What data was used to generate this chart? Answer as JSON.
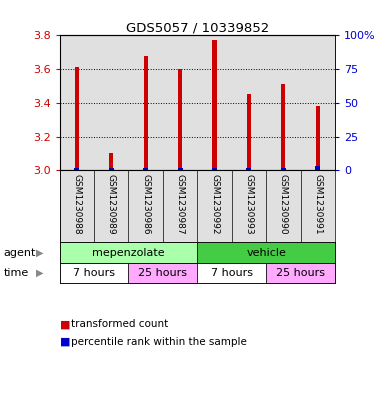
{
  "title": "GDS5057 / 10339852",
  "samples": [
    "GSM1230988",
    "GSM1230989",
    "GSM1230986",
    "GSM1230987",
    "GSM1230992",
    "GSM1230993",
    "GSM1230990",
    "GSM1230991"
  ],
  "transformed_counts": [
    3.61,
    3.1,
    3.68,
    3.6,
    3.77,
    3.45,
    3.51,
    3.38
  ],
  "percentile_ranks": [
    2.0,
    2.0,
    2.0,
    2.0,
    2.0,
    2.0,
    2.0,
    3.5
  ],
  "bar_bottom": 3.0,
  "ylim": [
    3.0,
    3.8
  ],
  "y_ticks": [
    3.0,
    3.2,
    3.4,
    3.6,
    3.8
  ],
  "y_right_ticks": [
    0,
    25,
    50,
    75,
    100
  ],
  "y_right_labels": [
    "0",
    "25",
    "50",
    "75",
    "100%"
  ],
  "bar_color_red": "#cc0000",
  "bar_color_blue": "#0000cc",
  "agent_groups": [
    {
      "label": "mepenzolate",
      "start": 0,
      "end": 4,
      "color": "#aaffaa"
    },
    {
      "label": "vehicle",
      "start": 4,
      "end": 8,
      "color": "#44cc44"
    }
  ],
  "time_groups": [
    {
      "label": "7 hours",
      "start": 0,
      "end": 2,
      "color": "#ffffff"
    },
    {
      "label": "25 hours",
      "start": 2,
      "end": 4,
      "color": "#ffaaff"
    },
    {
      "label": "7 hours",
      "start": 4,
      "end": 6,
      "color": "#ffffff"
    },
    {
      "label": "25 hours",
      "start": 6,
      "end": 8,
      "color": "#ffaaff"
    }
  ],
  "legend_red_label": "transformed count",
  "legend_blue_label": "percentile rank within the sample",
  "axis_label_color_left": "#cc0000",
  "axis_label_color_right": "#0000cc",
  "bar_width": 0.12,
  "plot_bg_color": "#e0e0e0",
  "pct_scale": 0.008
}
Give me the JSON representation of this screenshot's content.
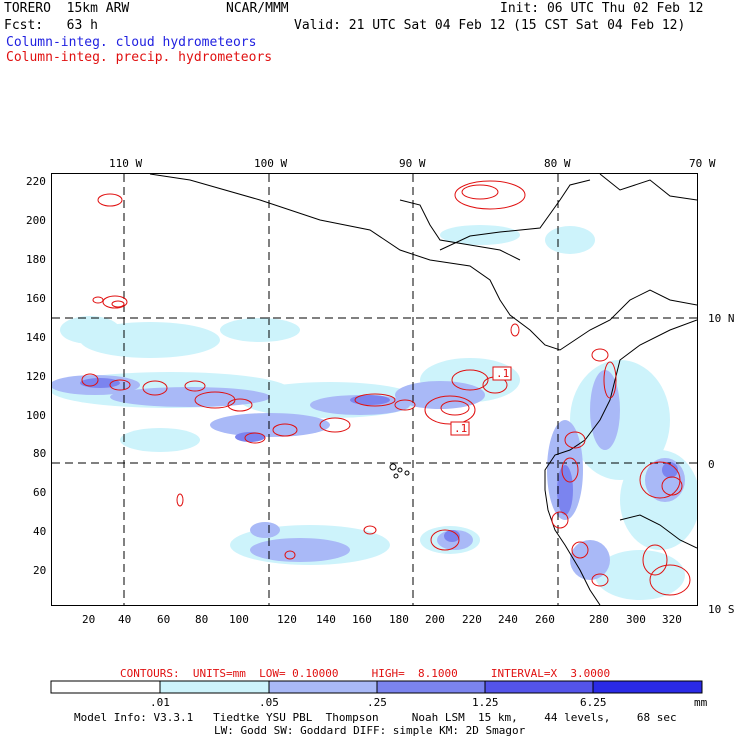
{
  "header": {
    "model": "TORERO  15km ARW",
    "org": "NCAR/MMM",
    "init": "Init: 06 UTC Thu 02 Feb 12",
    "fcst": "Fcst:   63 h",
    "valid": "Valid: 21 UTC Sat 04 Feb 12 (15 CST Sat 04 Feb 12)",
    "line_blue": "Column-integ. cloud hydrometeors",
    "line_red": "Column-integ. precip. hydrometeors"
  },
  "colors": {
    "blue_label": "#1f1fe0",
    "red_label": "#e01010",
    "shade": [
      "#ffffff",
      "#cdf3fb",
      "#a9b9f7",
      "#7b84ef",
      "#5454ea",
      "#2a2ae6"
    ]
  },
  "lon_labels": [
    "110 W",
    "100 W",
    "90 W",
    "80 W",
    "70 W"
  ],
  "lat_labels": [
    "10 N",
    "0",
    "10 S"
  ],
  "y_ticks": [
    "220",
    "200",
    "180",
    "160",
    "140",
    "120",
    "100",
    "80",
    "60",
    "40",
    "20"
  ],
  "x_ticks": [
    "20",
    "40",
    "60",
    "80",
    "100",
    "120",
    "140",
    "160",
    "180",
    "200",
    "220",
    "240",
    "260",
    "280",
    "300",
    "320"
  ],
  "contours_info": "CONTOURS:  UNITS=mm  LOW= 0.10000     HIGH=  8.1000     INTERVAL=X  3.0000",
  "colorbar": {
    "labels": [
      ".01",
      ".05",
      ".25",
      "1.25",
      "6.25"
    ],
    "units": "mm"
  },
  "footer": {
    "line1": "Model Info: V3.3.1   Tiedtke YSU PBL  Thompson     Noah LSM  15 km,    44 levels,    68 sec",
    "line2": "LW: Godd SW: Goddard DIFF: simple KM: 2D Smagor"
  },
  "map_labels": {
    "low_a": ".1",
    "low_b": ".1"
  }
}
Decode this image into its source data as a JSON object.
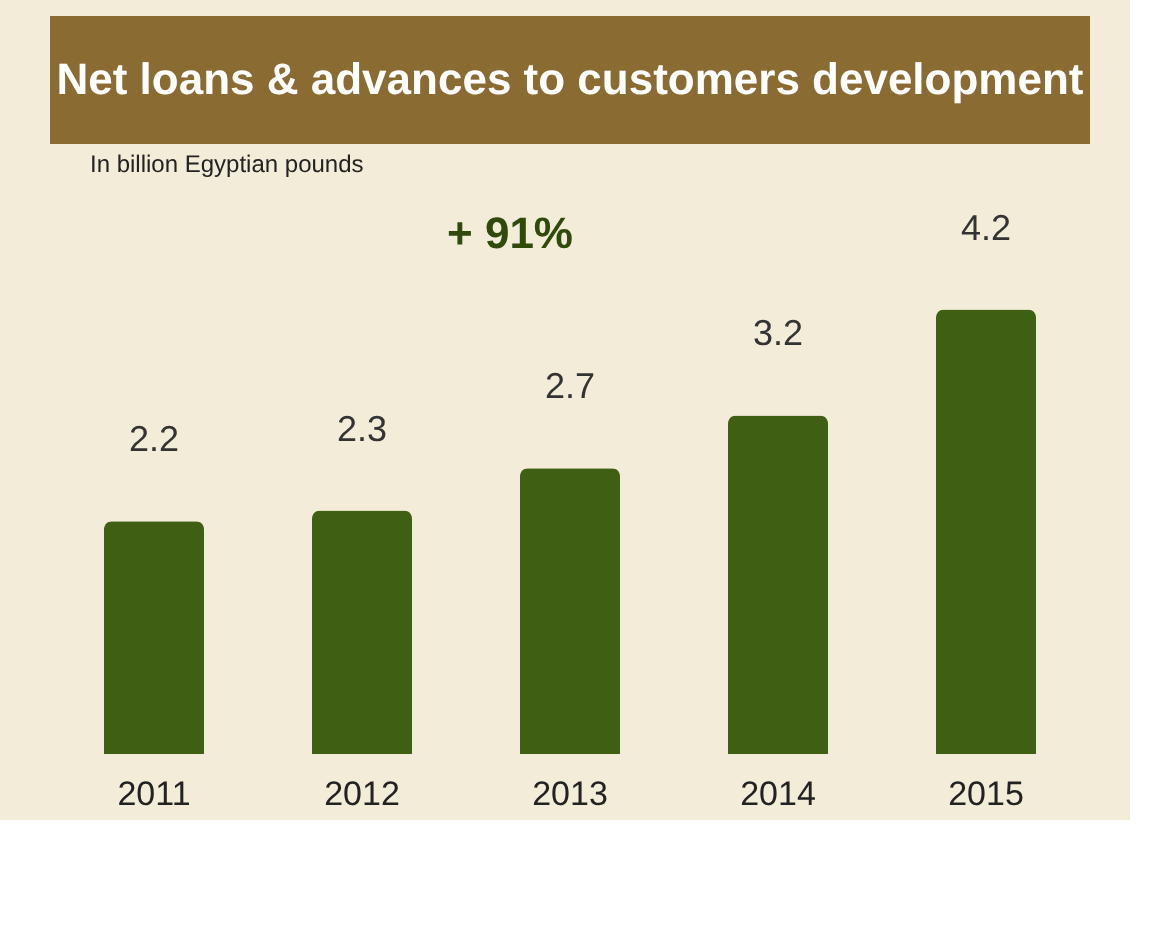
{
  "chart_data": {
    "type": "bar",
    "title": "Net loans & advances to customers development",
    "categories": [
      "2011",
      "2012",
      "2013",
      "2014",
      "2015"
    ],
    "values": [
      2.2,
      2.3,
      2.7,
      3.2,
      4.2
    ],
    "color": "#3f5f12",
    "data_labels": true,
    "annotations": [
      "In billion Egyptian pounds",
      "+ 91%"
    ]
  }
}
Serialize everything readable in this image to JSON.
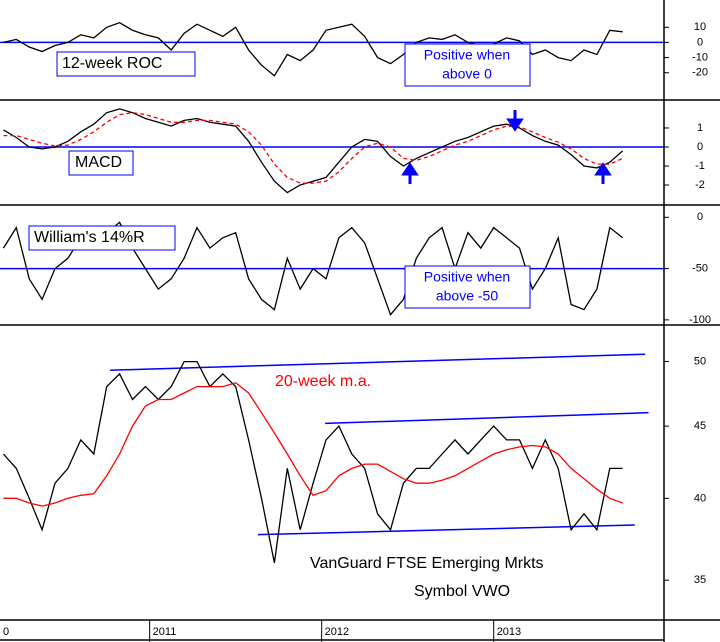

━━━

**Task**
Print each entry shown above with exact wording and no pictures.

**Exercise answer**
What data was used to generate this chart? Answer as JSON.
{
  "title": "GDS5057 / 10339852",
  "samples": [
    "GSM1230988",
    "GSM1230989",
    "GSM1230986",
    "GSM1230987",
    "GSM1230992",
    "GSM1230993",
    "GSM1230990",
    "GSM1230991"
  ],
  "transformed_counts": [
    3.61,
    3.1,
    3.68,
    3.6,
    3.77,
    3.45,
    3.51,
    3.38
  ],
  "percentile_ranks": [
    2.0,
    2.0,
    2.0,
    2.0,
    2.0,
    2.0,
    2.0,
    3.5
  ],
  "bar_bottom": 3.0,
  "ylim": [
    3.0,
    3.8
  ],
  "y_ticks": [
    3.0,
    3.2,
    3.4,
    3.6,
    3.8
  ],
  "y_right_ticks": [
    0,
    25,
    50,
    75,
    100
  ],
  "y_right_labels": [
    "0",
    "25",
    "50",
    "75",
    "100%"
  ],
  "bar_color_red": "#cc0000",
  "bar_color_blue": "#0000cc",
  "agent_groups": [
    {
      "label": "mepenzolate",
      "start": 0,
      "end": 4,
      "color": "#aaffaa"
    },
    {
      "label": "vehicle",
      "start": 4,
      "end": 8,
      "color": "#44cc44"
    }
  ],
  "time_groups": [
    {
      "label": "7 hours",
      "start": 0,
      "end": 2,
      "color": "#ffffff"
    },
    {
      "label": "25 hours",
      "start": 2,
      "end": 4,
      "color": "#ffaaff"
    },
    {
      "label": "7 hours",
      "start": 4,
      "end": 6,
      "color": "#ffffff"
    },
    {
      "label": "25 hours",
      "start": 6,
      "end": 8,
      "color": "#ffaaff"
    }
  ],
  "legend_red_label": "transformed count",
  "legend_blue_label": "percentile rank within the sample",
  "axis_label_color_left": "#cc0000",
  "axis_label_color_right": "#0000cc",
  "bar_width": 0.12,
  "plot_bg_color": "#e0e0e0",
  "pct_scale": 0.008
}
Give me the JSON representation of this screenshot's content.
{
  "header": {
    "model": "TORERO  15km ARW",
    "org": "NCAR/MMM",
    "init": "Init: 06 UTC Thu 02 Feb 12",
    "fcst": "Fcst:   63 h",
    "valid": "Valid: 21 UTC Sat 04 Feb 12 (15 CST Sat 04 Feb 12)",
    "line_blue": "Column-integ. cloud hydrometeors",
    "line_red": "Column-integ. precip. hydrometeors"
  },
  "colors": {
    "blue_label": "#1f1fe0",
    "red_label": "#e01010",
    "shade": [
      "#ffffff",
      "#cdf3fb",
      "#a9b9f7",
      "#7b84ef",
      "#5454ea",
      "#2a2ae6"
    ]
  },
  "lon_labels": [
    "110 W",
    "100 W",
    "90 W",
    "80 W",
    "70 W"
  ],
  "lat_labels": [
    "10 N",
    "0",
    "10 S"
  ],
  "y_ticks": [
    "220",
    "200",
    "180",
    "160",
    "140",
    "120",
    "100",
    "80",
    "60",
    "40",
    "20"
  ],
  "x_ticks": [
    "20",
    "40",
    "60",
    "80",
    "100",
    "120",
    "140",
    "160",
    "180",
    "200",
    "220",
    "240",
    "260",
    "280",
    "300",
    "320"
  ],
  "contours_info": "CONTOURS:  UNITS=mm  LOW= 0.10000     HIGH=  8.1000     INTERVAL=X  3.0000",
  "colorbar": {
    "labels": [
      ".01",
      ".05",
      ".25",
      "1.25",
      "6.25"
    ],
    "units": "mm"
  },
  "footer": {
    "line1": "Model Info: V3.3.1   Tiedtke YSU PBL  Thompson     Noah LSM  15 km,    44 levels,    68 sec",
    "line2": "LW: Godd SW: Goddard DIFF: simple KM: 2D Smagor"
  },
  "map_labels": {
    "low_a": ".1",
    "low_b": ".1"
  }
}
Decode this image into its source data as a JSON object.
{
  "chart_data": {
    "type": "bar",
    "title": "Net loans & advances to customers development",
    "categories": [
      "2011",
      "2012",
      "2013",
      "2014",
      "2015"
    ],
    "values": [
      2.2,
      2.3,
      2.7,
      3.2,
      4.2
    ],
    "color": "#3f5f12",
    "data_labels": true,
    "annotations": [
      "In billion Egyptian pounds",
      "+ 91%"
    ]
  }
}
Serialize everything readable in this image to JSON.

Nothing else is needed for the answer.